### Instruction:
In the data below, find every line that has the string "from", and copy it.

### Supplied entries:
□ □ □ □ □ □ □

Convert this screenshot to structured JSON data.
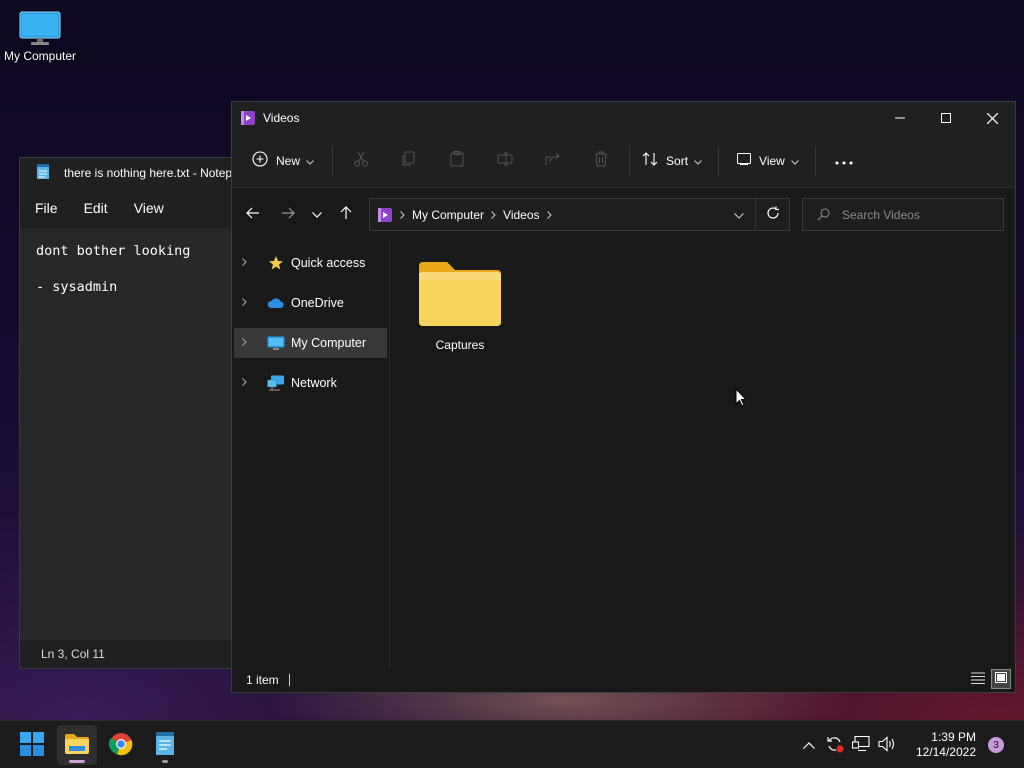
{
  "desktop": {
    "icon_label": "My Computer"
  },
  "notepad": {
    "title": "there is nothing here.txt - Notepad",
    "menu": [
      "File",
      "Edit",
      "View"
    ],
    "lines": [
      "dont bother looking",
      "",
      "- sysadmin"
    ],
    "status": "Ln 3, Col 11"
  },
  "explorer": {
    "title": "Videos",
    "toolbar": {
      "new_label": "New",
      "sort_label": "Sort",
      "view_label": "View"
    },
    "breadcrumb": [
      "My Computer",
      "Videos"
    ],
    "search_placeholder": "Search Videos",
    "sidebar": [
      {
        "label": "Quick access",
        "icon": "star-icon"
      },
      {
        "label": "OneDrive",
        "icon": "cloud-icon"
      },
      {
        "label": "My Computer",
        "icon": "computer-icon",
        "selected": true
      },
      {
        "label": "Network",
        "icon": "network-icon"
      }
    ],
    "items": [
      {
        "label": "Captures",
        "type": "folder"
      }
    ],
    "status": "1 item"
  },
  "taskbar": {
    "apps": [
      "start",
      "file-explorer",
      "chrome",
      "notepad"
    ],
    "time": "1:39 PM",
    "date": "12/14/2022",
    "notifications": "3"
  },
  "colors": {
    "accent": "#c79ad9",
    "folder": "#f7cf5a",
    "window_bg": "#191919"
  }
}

□ □ □ □ □ □ □

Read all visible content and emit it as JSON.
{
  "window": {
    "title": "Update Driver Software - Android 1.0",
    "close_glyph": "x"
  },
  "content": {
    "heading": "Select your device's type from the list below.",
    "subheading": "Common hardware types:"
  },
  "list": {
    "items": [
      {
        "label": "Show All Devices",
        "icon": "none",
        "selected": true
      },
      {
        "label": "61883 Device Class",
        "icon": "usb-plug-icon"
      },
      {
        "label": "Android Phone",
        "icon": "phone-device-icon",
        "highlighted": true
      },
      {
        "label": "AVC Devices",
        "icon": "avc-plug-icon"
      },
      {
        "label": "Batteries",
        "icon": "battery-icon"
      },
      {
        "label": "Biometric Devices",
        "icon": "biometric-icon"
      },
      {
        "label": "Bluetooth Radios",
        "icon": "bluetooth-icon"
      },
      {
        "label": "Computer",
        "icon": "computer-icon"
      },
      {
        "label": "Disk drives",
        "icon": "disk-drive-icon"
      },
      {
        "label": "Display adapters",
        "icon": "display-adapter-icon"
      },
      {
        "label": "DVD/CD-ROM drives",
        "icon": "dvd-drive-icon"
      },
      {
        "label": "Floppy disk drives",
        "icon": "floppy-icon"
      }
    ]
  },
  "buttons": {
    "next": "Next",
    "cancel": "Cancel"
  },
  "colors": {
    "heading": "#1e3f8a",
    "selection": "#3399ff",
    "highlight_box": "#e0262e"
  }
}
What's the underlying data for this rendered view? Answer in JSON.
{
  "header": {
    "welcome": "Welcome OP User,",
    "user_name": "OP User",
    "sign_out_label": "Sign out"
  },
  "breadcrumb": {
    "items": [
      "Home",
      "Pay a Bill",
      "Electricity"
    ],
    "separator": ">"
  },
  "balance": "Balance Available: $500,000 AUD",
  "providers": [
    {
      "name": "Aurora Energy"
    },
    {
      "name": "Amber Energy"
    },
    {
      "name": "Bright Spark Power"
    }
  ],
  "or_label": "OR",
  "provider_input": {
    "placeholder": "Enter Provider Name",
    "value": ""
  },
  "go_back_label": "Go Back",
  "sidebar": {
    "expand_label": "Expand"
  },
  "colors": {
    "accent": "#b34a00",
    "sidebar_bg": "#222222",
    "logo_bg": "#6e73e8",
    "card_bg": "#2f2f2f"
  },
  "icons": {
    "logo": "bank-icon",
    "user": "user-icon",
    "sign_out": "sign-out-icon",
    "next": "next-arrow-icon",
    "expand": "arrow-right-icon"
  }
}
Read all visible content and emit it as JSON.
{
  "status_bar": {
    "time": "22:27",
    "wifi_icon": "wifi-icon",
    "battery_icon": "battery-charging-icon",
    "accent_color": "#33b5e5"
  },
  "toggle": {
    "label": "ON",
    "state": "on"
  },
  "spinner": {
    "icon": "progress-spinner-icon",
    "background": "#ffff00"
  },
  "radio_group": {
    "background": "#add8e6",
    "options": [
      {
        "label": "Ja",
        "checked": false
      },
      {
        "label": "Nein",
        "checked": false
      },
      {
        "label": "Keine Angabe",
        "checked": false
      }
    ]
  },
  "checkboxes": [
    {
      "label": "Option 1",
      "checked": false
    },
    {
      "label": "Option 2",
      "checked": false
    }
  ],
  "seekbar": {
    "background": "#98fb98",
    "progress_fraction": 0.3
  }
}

□ □ □ □ □ □ □

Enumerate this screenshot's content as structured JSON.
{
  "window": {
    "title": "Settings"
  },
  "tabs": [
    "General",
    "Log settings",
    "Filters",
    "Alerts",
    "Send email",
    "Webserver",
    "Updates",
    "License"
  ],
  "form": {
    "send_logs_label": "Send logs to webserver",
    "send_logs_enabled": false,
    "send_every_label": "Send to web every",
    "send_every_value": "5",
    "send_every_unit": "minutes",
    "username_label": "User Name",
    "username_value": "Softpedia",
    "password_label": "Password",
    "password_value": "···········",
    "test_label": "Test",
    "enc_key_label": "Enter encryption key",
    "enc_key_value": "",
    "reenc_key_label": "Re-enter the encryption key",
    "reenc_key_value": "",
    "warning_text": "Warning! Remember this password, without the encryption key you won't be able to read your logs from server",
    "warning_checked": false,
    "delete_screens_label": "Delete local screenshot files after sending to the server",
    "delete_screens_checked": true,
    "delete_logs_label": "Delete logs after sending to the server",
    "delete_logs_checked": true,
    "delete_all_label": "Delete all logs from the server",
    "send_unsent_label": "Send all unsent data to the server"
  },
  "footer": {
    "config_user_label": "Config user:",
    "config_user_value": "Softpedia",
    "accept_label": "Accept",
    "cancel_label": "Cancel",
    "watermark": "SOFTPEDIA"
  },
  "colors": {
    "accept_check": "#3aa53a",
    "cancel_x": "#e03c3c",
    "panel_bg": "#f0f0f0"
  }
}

□ □ □ □ □ □ □

### Exercise solution:
    "heading": "Select your device's type from the list below.",
    "warning_text": "Warning! Remember this password, without the encryption key you won't be able to read your logs from server",
    "delete_all_label": "Delete all logs from the server",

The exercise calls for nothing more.